#### [What you will do]
Return the full material exactly.

Dataset entries
>>>>>

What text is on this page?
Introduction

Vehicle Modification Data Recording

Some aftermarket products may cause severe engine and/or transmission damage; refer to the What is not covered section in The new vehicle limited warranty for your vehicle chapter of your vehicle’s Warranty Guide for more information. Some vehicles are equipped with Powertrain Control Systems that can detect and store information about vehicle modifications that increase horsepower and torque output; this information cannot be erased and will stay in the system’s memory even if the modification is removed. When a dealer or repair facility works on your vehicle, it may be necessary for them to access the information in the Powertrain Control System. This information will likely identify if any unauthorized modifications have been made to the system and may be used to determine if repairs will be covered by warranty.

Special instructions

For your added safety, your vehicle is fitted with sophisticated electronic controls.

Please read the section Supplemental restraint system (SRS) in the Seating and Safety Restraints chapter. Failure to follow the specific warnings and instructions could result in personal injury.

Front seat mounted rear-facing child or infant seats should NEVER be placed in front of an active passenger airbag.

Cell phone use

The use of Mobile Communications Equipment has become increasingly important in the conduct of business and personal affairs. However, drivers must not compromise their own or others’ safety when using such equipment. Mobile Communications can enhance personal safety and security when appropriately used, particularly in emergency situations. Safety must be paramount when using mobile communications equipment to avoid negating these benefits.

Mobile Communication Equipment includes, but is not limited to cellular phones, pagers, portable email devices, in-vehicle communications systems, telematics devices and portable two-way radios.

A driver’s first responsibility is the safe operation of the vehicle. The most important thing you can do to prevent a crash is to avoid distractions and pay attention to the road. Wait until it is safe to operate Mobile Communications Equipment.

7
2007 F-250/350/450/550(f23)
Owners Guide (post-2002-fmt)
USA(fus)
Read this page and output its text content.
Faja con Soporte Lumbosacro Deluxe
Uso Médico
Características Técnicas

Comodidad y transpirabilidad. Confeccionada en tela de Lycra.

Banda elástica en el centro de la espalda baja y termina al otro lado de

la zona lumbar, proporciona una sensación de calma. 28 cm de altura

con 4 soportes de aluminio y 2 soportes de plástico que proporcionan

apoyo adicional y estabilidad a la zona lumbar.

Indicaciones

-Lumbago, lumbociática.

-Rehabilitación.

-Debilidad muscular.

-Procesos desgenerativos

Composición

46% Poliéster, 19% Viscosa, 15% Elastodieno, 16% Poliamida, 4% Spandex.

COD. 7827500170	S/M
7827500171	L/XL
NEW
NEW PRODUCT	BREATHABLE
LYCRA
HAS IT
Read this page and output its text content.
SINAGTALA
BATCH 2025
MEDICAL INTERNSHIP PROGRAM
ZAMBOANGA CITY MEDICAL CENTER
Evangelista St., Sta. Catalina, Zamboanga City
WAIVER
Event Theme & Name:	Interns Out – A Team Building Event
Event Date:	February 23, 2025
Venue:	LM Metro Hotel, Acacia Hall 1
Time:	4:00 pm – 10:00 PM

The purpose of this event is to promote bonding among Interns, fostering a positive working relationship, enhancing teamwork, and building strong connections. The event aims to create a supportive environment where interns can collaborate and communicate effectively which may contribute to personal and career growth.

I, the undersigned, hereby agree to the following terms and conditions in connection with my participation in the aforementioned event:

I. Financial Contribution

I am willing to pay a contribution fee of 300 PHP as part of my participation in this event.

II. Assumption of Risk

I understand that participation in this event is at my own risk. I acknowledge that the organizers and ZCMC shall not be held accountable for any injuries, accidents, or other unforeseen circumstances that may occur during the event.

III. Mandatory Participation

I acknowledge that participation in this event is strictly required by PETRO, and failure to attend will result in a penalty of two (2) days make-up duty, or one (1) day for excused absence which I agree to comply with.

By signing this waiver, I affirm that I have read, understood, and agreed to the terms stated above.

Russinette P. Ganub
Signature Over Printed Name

<<<<<

#### [Exercise result]
What text is on this page?
Introduction

Vehicle Modification Data Recording

Some aftermarket products may cause severe engine and/or transmission damage; refer to the What is not covered section in The new vehicle limited warranty for your vehicle chapter of your vehicle’s Warranty Guide for more information. Some vehicles are equipped with Powertrain Control Systems that can detect and store information about vehicle modifications that increase horsepower and torque output; this information cannot be erased and will stay in the system’s memory even if the modification is removed. When a dealer or repair facility works on your vehicle, it may be necessary for them to access the information in the Powertrain Control System. This information will likely identify if any unauthorized modifications have been made to the system and may be used to determine if repairs will be covered by warranty.

Special instructions

For your added safety, your vehicle is fitted with sophisticated electronic controls.

Please read the section Supplemental restraint system (SRS) in the Seating and Safety Restraints chapter. Failure to follow the specific warnings and instructions could result in personal injury.

Front seat mounted rear-facing child or infant seats should NEVER be placed in front of an active passenger airbag.

Cell phone use

The use of Mobile Communications Equipment has become increasingly important in the conduct of business and personal affairs. However, drivers must not compromise their own or others’ safety when using such equipment. Mobile Communications can enhance personal safety and security when appropriately used, particularly in emergency situations. Safety must be paramount when using mobile communications equipment to avoid negating these benefits.

Mobile Communication Equipment includes, but is not limited to cellular phones, pagers, portable email devices, in-vehicle communications systems, telematics devices and portable two-way radios.

A driver’s first responsibility is the safe operation of the vehicle. The most important thing you can do to prevent a crash is to avoid distractions and pay attention to the road. Wait until it is safe to operate Mobile Communications Equipment.

7
2007 F-250/350/450/550(f23)
Owners Guide (post-2002-fmt)
USA(fus)
Read this page and output its text content.
Faja con Soporte Lumbosacro Deluxe
Uso Médico
Características Técnicas

Comodidad y transpirabilidad. Confeccionada en tela de Lycra.

Banda elástica en el centro de la espalda baja y termina al otro lado de

la zona lumbar, proporciona una sensación de calma. 28 cm de altura

con 4 soportes de aluminio y 2 soportes de plástico que proporcionan

apoyo adicional y estabilidad a la zona lumbar.

Indicaciones

-Lumbago, lumbociática.

-Rehabilitación.

-Debilidad muscular.

-Procesos desgenerativos

Composición

46% Poliéster, 19% Viscosa, 15% Elastodieno, 16% Poliamida, 4% Spandex.

COD. 7827500170	S/M
7827500171	L/XL
NEW
NEW PRODUCT	BREATHABLE
LYCRA
HAS IT
Read this page and output its text content.
SINAGTALA
BATCH 2025
MEDICAL INTERNSHIP PROGRAM
ZAMBOANGA CITY MEDICAL CENTER
Evangelista St., Sta. Catalina, Zamboanga City
WAIVER
Event Theme & Name:	Interns Out – A Team Building Event
Event Date:	February 23, 2025
Venue:	LM Metro Hotel, Acacia Hall 1
Time:	4:00 pm – 10:00 PM

The purpose of this event is to promote bonding among Interns, fostering a positive working relationship, enhancing teamwork, and building strong connections. The event aims to create a supportive environment where interns can collaborate and communicate effectively which may contribute to personal and career growth.

I, the undersigned, hereby agree to the following terms and conditions in connection with my participation in the aforementioned event:

I. Financial Contribution

I am willing to pay a contribution fee of 300 PHP as part of my participation in this event.

II. Assumption of Risk

I understand that participation in this event is at my own risk. I acknowledge that the organizers and ZCMC shall not be held accountable for any injuries, accidents, or other unforeseen circumstances that may occur during the event.

III. Mandatory Participation

I acknowledge that participation in this event is strictly required by PETRO, and failure to attend will result in a penalty of two (2) days make-up duty, or one (1) day for excused absence which I agree to comply with.

By signing this waiver, I affirm that I have read, understood, and agreed to the terms stated above.

Russinette P. Ganub
Signature Over Printed Name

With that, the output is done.